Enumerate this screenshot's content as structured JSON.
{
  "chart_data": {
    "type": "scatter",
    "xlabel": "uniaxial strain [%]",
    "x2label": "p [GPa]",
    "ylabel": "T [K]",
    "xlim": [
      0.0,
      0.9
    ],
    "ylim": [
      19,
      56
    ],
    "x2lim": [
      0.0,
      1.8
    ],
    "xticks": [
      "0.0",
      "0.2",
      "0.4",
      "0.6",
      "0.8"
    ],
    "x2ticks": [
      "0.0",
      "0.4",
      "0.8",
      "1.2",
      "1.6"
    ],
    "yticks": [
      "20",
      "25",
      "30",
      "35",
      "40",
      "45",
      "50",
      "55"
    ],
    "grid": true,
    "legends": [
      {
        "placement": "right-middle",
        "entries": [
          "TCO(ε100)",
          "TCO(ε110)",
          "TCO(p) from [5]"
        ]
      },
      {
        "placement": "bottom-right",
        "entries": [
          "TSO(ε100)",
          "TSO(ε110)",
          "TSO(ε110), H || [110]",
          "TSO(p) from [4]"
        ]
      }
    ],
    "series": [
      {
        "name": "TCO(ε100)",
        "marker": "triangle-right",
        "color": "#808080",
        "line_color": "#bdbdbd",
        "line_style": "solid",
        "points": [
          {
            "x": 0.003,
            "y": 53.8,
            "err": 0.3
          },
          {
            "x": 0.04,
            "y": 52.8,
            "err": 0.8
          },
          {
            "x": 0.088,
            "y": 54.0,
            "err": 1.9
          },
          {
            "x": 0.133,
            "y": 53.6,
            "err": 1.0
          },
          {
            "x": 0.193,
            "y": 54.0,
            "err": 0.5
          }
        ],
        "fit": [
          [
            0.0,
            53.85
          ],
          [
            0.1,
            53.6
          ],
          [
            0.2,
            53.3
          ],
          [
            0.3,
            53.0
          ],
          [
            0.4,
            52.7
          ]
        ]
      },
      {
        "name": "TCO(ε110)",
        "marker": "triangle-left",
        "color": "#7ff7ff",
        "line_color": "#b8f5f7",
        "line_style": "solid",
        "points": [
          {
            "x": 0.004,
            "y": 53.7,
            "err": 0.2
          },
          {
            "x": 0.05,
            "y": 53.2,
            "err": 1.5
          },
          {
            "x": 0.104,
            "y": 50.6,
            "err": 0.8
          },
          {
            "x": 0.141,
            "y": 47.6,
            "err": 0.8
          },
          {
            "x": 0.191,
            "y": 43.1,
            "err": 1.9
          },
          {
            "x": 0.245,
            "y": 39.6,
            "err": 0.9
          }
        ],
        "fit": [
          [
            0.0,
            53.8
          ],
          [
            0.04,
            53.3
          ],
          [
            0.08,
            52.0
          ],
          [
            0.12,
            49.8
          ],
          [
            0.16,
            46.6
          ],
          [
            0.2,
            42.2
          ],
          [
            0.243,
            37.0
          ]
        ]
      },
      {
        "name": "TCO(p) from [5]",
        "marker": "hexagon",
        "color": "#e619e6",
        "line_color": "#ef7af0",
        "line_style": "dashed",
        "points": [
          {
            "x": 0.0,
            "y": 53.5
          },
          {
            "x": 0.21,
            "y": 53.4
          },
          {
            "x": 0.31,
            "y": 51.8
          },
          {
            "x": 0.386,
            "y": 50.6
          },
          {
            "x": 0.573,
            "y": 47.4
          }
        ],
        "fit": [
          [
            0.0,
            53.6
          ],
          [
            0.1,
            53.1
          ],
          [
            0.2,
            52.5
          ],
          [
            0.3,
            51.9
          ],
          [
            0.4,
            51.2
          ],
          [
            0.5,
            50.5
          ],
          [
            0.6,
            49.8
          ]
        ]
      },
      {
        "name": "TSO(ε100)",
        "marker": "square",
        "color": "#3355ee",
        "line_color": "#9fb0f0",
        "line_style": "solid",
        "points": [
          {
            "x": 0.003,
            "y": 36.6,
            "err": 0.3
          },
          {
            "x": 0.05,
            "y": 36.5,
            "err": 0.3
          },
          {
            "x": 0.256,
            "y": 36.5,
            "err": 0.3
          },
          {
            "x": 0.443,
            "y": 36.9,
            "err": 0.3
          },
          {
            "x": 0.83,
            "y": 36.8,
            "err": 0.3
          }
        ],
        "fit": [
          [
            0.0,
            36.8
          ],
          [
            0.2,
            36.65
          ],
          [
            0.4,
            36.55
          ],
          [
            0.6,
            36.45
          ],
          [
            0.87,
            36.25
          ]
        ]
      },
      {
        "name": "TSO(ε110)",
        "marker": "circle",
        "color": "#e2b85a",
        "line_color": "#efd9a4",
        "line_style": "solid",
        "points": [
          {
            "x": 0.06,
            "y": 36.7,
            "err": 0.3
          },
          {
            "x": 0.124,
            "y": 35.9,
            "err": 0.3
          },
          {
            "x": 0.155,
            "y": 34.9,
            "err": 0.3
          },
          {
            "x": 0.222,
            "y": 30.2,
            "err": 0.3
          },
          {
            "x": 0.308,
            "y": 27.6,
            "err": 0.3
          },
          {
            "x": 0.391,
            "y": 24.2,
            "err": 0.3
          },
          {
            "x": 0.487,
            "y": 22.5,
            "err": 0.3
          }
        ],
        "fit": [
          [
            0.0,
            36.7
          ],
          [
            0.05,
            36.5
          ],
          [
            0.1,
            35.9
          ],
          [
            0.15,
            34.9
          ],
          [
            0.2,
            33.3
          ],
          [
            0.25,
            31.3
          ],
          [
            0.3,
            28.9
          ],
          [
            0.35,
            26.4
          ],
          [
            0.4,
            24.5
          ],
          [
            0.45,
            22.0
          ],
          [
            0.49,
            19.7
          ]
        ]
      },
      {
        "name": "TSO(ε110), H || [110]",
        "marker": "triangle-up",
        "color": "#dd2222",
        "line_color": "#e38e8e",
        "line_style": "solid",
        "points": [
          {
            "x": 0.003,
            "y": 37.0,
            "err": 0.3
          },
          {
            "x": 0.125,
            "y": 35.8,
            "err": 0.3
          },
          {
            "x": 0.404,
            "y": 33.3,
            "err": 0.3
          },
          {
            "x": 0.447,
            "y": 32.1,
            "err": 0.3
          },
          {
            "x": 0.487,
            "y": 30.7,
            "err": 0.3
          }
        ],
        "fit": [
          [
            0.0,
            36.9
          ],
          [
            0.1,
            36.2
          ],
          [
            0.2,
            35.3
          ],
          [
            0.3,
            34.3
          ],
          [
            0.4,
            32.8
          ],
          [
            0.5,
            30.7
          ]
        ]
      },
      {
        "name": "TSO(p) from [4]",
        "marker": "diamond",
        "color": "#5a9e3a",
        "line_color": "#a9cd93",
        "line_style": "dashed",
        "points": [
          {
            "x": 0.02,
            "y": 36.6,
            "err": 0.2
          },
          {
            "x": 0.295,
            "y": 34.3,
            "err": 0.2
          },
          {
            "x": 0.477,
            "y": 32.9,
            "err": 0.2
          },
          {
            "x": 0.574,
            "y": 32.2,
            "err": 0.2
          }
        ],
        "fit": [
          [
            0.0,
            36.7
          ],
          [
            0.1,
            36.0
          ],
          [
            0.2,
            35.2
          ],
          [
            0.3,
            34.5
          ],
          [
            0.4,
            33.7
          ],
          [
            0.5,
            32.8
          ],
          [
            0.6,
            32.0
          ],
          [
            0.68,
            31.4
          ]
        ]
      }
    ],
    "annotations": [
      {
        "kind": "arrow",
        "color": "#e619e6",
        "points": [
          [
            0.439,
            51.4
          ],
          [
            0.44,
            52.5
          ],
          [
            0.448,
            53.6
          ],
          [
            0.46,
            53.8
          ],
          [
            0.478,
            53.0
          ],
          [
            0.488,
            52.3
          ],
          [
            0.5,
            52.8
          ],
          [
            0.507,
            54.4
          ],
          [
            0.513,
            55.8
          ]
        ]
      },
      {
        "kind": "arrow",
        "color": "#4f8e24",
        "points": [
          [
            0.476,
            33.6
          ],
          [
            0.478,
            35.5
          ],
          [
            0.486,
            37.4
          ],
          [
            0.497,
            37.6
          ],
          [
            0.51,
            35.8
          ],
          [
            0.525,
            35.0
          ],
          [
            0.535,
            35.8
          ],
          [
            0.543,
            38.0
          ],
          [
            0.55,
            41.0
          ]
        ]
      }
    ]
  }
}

## Written instruction
Say how many lines in this listing hold the string "from", giving the count and nothing more.

## Output of the exercise
4